◆ **Dataset excerpt**
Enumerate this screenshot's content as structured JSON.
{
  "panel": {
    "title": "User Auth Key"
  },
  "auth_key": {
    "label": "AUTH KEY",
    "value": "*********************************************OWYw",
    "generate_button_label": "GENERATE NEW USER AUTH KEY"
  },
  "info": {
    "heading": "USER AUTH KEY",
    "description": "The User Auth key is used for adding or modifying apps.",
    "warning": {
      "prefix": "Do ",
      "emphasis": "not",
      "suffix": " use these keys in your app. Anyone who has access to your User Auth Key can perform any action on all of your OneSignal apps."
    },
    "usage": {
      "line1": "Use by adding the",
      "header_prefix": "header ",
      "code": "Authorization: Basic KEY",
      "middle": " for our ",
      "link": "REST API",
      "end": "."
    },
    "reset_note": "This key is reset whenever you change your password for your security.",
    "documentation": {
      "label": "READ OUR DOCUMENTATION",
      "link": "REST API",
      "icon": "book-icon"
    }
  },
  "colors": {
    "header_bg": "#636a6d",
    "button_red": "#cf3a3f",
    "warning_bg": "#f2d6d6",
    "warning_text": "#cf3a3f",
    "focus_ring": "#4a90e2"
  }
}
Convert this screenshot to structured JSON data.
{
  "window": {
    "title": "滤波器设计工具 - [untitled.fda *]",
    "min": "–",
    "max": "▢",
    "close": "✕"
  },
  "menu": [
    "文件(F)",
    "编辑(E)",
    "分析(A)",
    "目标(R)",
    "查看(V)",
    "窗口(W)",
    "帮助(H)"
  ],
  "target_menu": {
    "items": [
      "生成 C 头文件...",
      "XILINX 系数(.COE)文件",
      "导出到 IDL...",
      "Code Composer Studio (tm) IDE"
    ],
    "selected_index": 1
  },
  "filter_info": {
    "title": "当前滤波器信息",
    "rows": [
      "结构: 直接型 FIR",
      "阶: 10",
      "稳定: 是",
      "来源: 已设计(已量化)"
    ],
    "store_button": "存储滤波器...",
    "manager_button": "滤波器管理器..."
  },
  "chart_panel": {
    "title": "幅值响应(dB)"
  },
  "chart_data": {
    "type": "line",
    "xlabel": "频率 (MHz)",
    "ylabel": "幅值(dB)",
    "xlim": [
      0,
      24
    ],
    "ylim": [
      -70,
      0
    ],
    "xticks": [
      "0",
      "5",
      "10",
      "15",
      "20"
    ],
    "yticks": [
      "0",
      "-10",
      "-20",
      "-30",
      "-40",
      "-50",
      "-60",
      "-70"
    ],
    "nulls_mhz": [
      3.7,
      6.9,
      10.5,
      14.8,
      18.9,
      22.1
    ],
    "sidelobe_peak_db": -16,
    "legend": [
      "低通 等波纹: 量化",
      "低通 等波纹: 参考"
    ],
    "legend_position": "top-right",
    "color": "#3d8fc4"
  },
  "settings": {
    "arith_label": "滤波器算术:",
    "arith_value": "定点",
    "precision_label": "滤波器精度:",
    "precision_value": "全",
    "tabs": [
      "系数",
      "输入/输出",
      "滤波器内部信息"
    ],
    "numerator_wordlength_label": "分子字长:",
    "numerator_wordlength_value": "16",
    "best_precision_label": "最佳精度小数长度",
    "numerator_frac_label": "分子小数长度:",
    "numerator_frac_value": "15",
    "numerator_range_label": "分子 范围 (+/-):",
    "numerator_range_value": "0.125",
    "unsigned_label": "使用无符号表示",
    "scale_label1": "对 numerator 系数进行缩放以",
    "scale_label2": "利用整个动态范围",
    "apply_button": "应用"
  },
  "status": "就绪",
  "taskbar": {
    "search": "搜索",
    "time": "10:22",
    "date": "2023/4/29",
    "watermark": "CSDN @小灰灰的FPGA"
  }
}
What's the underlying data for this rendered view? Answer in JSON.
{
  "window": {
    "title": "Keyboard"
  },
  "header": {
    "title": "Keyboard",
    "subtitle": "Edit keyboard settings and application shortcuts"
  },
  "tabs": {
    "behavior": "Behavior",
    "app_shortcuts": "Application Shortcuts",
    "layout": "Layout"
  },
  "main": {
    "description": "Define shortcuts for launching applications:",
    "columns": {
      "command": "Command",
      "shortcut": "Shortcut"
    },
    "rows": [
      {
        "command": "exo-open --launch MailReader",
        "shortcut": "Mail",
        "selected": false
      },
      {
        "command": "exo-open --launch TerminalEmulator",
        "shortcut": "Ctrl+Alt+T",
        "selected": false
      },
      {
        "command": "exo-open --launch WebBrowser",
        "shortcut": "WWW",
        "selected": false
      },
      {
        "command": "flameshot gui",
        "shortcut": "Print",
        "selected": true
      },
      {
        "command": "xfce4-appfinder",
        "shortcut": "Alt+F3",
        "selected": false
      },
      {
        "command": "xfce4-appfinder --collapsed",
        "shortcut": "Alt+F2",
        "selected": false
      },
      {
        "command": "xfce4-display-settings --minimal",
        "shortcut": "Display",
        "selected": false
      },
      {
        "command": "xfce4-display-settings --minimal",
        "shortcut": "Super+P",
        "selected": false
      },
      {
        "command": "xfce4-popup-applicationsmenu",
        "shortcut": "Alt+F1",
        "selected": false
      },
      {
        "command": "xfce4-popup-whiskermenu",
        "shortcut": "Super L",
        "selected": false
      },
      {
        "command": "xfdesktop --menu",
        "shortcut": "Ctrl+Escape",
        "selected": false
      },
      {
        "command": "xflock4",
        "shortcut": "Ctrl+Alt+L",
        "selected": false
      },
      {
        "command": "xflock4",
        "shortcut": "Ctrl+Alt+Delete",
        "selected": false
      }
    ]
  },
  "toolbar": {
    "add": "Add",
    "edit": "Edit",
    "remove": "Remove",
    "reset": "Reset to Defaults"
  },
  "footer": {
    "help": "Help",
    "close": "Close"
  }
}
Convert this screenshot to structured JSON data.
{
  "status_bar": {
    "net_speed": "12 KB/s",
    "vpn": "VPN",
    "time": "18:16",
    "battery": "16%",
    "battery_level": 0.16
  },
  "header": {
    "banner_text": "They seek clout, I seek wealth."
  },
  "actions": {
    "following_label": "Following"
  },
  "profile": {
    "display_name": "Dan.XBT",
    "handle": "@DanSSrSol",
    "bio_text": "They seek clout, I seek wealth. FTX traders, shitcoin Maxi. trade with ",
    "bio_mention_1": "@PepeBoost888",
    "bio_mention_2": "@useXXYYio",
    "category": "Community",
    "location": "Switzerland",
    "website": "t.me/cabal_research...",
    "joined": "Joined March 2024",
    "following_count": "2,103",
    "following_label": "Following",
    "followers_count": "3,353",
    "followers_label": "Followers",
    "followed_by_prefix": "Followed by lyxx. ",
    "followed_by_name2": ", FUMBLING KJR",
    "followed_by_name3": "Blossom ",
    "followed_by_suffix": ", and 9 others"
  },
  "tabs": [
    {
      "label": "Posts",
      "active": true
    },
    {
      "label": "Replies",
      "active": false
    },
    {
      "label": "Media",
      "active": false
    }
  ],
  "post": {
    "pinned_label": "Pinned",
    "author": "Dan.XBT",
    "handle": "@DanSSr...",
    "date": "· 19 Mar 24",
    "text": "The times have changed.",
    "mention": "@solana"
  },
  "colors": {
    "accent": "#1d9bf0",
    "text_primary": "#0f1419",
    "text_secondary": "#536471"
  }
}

◆ **Task requirements**
Print out all the entries precisely as written.

◆ **Solution to this task**
Enumerate this screenshot's content as structured JSON.
{
  "panel": {
    "title": "User Auth Key"
  },
  "auth_key": {
    "label": "AUTH KEY",
    "value": "*********************************************OWYw",
    "generate_button_label": "GENERATE NEW USER AUTH KEY"
  },
  "info": {
    "heading": "USER AUTH KEY",
    "description": "The User Auth key is used for adding or modifying apps.",
    "warning": {
      "prefix": "Do ",
      "emphasis": "not",
      "suffix": " use these keys in your app. Anyone who has access to your User Auth Key can perform any action on all of your OneSignal apps."
    },
    "usage": {
      "line1": "Use by adding the",
      "header_prefix": "header ",
      "code": "Authorization: Basic KEY",
      "middle": " for our ",
      "link": "REST API",
      "end": "."
    },
    "reset_note": "This key is reset whenever you change your password for your security.",
    "documentation": {
      "label": "READ OUR DOCUMENTATION",
      "link": "REST API",
      "icon": "book-icon"
    }
  },
  "colors": {
    "header_bg": "#636a6d",
    "button_red": "#cf3a3f",
    "warning_bg": "#f2d6d6",
    "warning_text": "#cf3a3f",
    "focus_ring": "#4a90e2"
  }
}
Convert this screenshot to structured JSON data.
{
  "window": {
    "title": "滤波器设计工具 - [untitled.fda *]",
    "min": "–",
    "max": "▢",
    "close": "✕"
  },
  "menu": [
    "文件(F)",
    "编辑(E)",
    "分析(A)",
    "目标(R)",
    "查看(V)",
    "窗口(W)",
    "帮助(H)"
  ],
  "target_menu": {
    "items": [
      "生成 C 头文件...",
      "XILINX 系数(.COE)文件",
      "导出到 IDL...",
      "Code Composer Studio (tm) IDE"
    ],
    "selected_index": 1
  },
  "filter_info": {
    "title": "当前滤波器信息",
    "rows": [
      "结构: 直接型 FIR",
      "阶: 10",
      "稳定: 是",
      "来源: 已设计(已量化)"
    ],
    "store_button": "存储滤波器...",
    "manager_button": "滤波器管理器..."
  },
  "chart_panel": {
    "title": "幅值响应(dB)"
  },
  "chart_data": {
    "type": "line",
    "xlabel": "频率 (MHz)",
    "ylabel": "幅值(dB)",
    "xlim": [
      0,
      24
    ],
    "ylim": [
      -70,
      0
    ],
    "xticks": [
      "0",
      "5",
      "10",
      "15",
      "20"
    ],
    "yticks": [
      "0",
      "-10",
      "-20",
      "-30",
      "-40",
      "-50",
      "-60",
      "-70"
    ],
    "nulls_mhz": [
      3.7,
      6.9,
      10.5,
      14.8,
      18.9,
      22.1
    ],
    "sidelobe_peak_db": -16,
    "legend": [
      "低通 等波纹: 量化",
      "低通 等波纹: 参考"
    ],
    "legend_position": "top-right",
    "color": "#3d8fc4"
  },
  "settings": {
    "arith_label": "滤波器算术:",
    "arith_value": "定点",
    "precision_label": "滤波器精度:",
    "precision_value": "全",
    "tabs": [
      "系数",
      "输入/输出",
      "滤波器内部信息"
    ],
    "numerator_wordlength_label": "分子字长:",
    "numerator_wordlength_value": "16",
    "best_precision_label": "最佳精度小数长度",
    "numerator_frac_label": "分子小数长度:",
    "numerator_frac_value": "15",
    "numerator_range_label": "分子 范围 (+/-):",
    "numerator_range_value": "0.125",
    "unsigned_label": "使用无符号表示",
    "scale_label1": "对 numerator 系数进行缩放以",
    "scale_label2": "利用整个动态范围",
    "apply_button": "应用"
  },
  "status": "就绪",
  "taskbar": {
    "search": "搜索",
    "time": "10:22",
    "date": "2023/4/29",
    "watermark": "CSDN @小灰灰的FPGA"
  }
}
What's the underlying data for this rendered view? Answer in JSON.
{
  "window": {
    "title": "Keyboard"
  },
  "header": {
    "title": "Keyboard",
    "subtitle": "Edit keyboard settings and application shortcuts"
  },
  "tabs": {
    "behavior": "Behavior",
    "app_shortcuts": "Application Shortcuts",
    "layout": "Layout"
  },
  "main": {
    "description": "Define shortcuts for launching applications:",
    "columns": {
      "command": "Command",
      "shortcut": "Shortcut"
    },
    "rows": [
      {
        "command": "exo-open --launch MailReader",
        "shortcut": "Mail",
        "selected": false
      },
      {
        "command": "exo-open --launch TerminalEmulator",
        "shortcut": "Ctrl+Alt+T",
        "selected": false
      },
      {
        "command": "exo-open --launch WebBrowser",
        "shortcut": "WWW",
        "selected": false
      },
      {
        "command": "flameshot gui",
        "shortcut": "Print",
        "selected": true
      },
      {
        "command": "xfce4-appfinder",
        "shortcut": "Alt+F3",
        "selected": false
      },
      {
        "command": "xfce4-appfinder --collapsed",
        "shortcut": "Alt+F2",
        "selected": false
      },
      {
        "command": "xfce4-display-settings --minimal",
        "shortcut": "Display",
        "selected": false
      },
      {
        "command": "xfce4-display-settings --minimal",
        "shortcut": "Super+P",
        "selected": false
      },
      {
        "command": "xfce4-popup-applicationsmenu",
        "shortcut": "Alt+F1",
        "selected": false
      },
      {
        "command": "xfce4-popup-whiskermenu",
        "shortcut": "Super L",
        "selected": false
      },
      {
        "command": "xfdesktop --menu",
        "shortcut": "Ctrl+Escape",
        "selected": false
      },
      {
        "command": "xflock4",
        "shortcut": "Ctrl+Alt+L",
        "selected": false
      },
      {
        "command": "xflock4",
        "shortcut": "Ctrl+Alt+Delete",
        "selected": false
      }
    ]
  },
  "toolbar": {
    "add": "Add",
    "edit": "Edit",
    "remove": "Remove",
    "reset": "Reset to Defaults"
  },
  "footer": {
    "help": "Help",
    "close": "Close"
  }
}
Convert this screenshot to structured JSON data.
{
  "status_bar": {
    "net_speed": "12 KB/s",
    "vpn": "VPN",
    "time": "18:16",
    "battery": "16%",
    "battery_level": 0.16
  },
  "header": {
    "banner_text": "They seek clout, I seek wealth."
  },
  "actions": {
    "following_label": "Following"
  },
  "profile": {
    "display_name": "Dan.XBT",
    "handle": "@DanSSrSol",
    "bio_text": "They seek clout, I seek wealth. FTX traders, shitcoin Maxi. trade with ",
    "bio_mention_1": "@PepeBoost888",
    "bio_mention_2": "@useXXYYio",
    "category": "Community",
    "location": "Switzerland",
    "website": "t.me/cabal_research...",
    "joined": "Joined March 2024",
    "following_count": "2,103",
    "following_label": "Following",
    "followers_count": "3,353",
    "followers_label": "Followers",
    "followed_by_prefix": "Followed by lyxx. ",
    "followed_by_name2": ", FUMBLING KJR",
    "followed_by_name3": "Blossom ",
    "followed_by_suffix": ", and 9 others"
  },
  "tabs": [
    {
      "label": "Posts",
      "active": true
    },
    {
      "label": "Replies",
      "active": false
    },
    {
      "label": "Media",
      "active": false
    }
  ],
  "post": {
    "pinned_label": "Pinned",
    "author": "Dan.XBT",
    "handle": "@DanSSr...",
    "date": "· 19 Mar 24",
    "text": "The times have changed.",
    "mention": "@solana"
  },
  "colors": {
    "accent": "#1d9bf0",
    "text_primary": "#0f1419",
    "text_secondary": "#536471"
  }
}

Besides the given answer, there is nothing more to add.